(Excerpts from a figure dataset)
· · · ·

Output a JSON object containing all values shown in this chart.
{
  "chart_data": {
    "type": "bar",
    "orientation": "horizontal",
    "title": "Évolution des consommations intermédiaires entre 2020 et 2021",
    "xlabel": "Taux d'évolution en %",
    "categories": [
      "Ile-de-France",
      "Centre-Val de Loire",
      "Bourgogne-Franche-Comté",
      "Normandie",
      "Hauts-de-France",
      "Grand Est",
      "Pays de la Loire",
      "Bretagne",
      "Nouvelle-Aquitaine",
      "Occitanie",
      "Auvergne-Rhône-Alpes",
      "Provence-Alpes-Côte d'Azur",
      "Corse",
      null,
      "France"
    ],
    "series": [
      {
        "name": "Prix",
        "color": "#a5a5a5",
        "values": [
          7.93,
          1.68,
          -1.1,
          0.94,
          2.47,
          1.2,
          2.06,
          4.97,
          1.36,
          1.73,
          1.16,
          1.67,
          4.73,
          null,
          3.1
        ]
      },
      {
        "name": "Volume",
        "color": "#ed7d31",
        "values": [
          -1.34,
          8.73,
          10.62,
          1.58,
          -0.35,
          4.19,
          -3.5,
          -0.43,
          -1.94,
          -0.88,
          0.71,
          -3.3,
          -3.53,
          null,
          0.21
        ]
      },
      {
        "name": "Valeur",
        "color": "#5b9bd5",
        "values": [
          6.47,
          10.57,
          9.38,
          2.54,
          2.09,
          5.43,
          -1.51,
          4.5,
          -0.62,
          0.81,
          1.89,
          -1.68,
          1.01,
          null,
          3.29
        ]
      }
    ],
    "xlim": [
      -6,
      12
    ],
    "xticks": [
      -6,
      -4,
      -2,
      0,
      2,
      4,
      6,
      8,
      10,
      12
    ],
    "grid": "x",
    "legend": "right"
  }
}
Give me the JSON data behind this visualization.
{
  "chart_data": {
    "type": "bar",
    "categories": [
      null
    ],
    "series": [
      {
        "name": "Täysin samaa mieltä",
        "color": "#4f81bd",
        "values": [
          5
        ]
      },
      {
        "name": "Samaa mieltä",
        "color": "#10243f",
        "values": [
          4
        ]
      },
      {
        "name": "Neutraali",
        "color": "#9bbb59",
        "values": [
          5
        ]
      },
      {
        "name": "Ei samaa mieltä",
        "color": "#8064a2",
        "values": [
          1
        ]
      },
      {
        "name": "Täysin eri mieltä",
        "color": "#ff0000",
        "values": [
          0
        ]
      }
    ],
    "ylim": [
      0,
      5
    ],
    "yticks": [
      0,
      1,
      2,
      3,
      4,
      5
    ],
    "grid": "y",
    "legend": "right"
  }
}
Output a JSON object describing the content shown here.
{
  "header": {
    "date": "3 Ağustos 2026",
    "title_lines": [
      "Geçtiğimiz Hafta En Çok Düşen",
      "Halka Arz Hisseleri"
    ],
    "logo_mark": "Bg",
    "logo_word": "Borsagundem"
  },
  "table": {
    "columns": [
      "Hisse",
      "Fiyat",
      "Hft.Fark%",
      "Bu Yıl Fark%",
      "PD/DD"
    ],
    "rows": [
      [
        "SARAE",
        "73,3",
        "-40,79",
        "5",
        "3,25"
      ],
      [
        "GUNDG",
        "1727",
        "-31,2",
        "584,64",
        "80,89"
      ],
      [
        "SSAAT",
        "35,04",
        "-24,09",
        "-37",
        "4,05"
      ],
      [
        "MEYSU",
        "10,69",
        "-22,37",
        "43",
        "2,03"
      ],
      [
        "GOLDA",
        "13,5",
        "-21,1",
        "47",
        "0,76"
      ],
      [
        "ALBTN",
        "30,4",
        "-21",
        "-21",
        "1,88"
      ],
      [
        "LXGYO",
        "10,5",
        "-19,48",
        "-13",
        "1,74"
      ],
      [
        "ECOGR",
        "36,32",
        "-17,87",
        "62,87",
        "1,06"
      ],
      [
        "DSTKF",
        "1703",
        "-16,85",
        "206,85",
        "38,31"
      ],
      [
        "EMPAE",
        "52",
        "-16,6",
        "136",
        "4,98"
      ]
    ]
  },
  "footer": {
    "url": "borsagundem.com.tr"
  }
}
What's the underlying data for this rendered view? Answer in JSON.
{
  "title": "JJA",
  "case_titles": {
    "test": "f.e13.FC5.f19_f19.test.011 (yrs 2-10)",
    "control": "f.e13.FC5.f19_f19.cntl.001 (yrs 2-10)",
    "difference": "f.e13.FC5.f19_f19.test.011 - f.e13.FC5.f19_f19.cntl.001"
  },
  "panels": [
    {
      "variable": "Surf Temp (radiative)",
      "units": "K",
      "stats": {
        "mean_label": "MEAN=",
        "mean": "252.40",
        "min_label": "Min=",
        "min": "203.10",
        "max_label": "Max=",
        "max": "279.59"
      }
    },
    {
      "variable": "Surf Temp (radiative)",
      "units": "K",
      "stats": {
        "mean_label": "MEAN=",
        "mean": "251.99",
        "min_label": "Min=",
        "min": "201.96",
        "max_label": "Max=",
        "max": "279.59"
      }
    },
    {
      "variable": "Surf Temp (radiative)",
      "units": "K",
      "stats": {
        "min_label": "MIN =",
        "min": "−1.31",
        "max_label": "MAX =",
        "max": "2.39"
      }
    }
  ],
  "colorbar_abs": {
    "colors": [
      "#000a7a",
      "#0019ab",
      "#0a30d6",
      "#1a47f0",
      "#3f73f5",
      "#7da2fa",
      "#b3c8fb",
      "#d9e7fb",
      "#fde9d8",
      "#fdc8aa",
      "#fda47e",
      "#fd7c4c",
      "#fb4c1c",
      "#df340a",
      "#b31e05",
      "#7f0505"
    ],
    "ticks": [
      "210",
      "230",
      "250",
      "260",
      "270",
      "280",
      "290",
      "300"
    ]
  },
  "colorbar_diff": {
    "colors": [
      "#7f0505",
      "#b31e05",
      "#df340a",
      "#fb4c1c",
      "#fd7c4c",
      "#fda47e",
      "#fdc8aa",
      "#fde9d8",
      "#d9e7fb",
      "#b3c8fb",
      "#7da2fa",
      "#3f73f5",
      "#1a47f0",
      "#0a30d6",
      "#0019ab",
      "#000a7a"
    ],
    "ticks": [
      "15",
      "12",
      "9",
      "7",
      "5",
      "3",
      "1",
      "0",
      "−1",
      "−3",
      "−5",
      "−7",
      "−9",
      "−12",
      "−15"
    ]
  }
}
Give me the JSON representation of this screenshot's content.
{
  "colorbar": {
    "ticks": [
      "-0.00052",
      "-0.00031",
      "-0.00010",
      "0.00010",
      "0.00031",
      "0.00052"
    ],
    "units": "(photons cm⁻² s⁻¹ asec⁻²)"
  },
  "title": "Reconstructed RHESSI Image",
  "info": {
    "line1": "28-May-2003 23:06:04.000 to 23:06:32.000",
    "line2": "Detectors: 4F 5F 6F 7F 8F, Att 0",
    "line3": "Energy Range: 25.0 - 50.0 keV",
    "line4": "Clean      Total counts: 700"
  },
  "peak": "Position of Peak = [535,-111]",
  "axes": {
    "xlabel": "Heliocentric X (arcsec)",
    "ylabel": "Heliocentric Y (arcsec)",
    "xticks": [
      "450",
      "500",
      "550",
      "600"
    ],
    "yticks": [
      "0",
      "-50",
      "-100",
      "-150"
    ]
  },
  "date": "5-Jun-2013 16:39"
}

· · · ·

Pick out, from the lines above, every one that contains the string "Output".

» **FINISHED TASK**:
Output a JSON object containing all values shown in this chart.
Output a JSON object describing the content shown here.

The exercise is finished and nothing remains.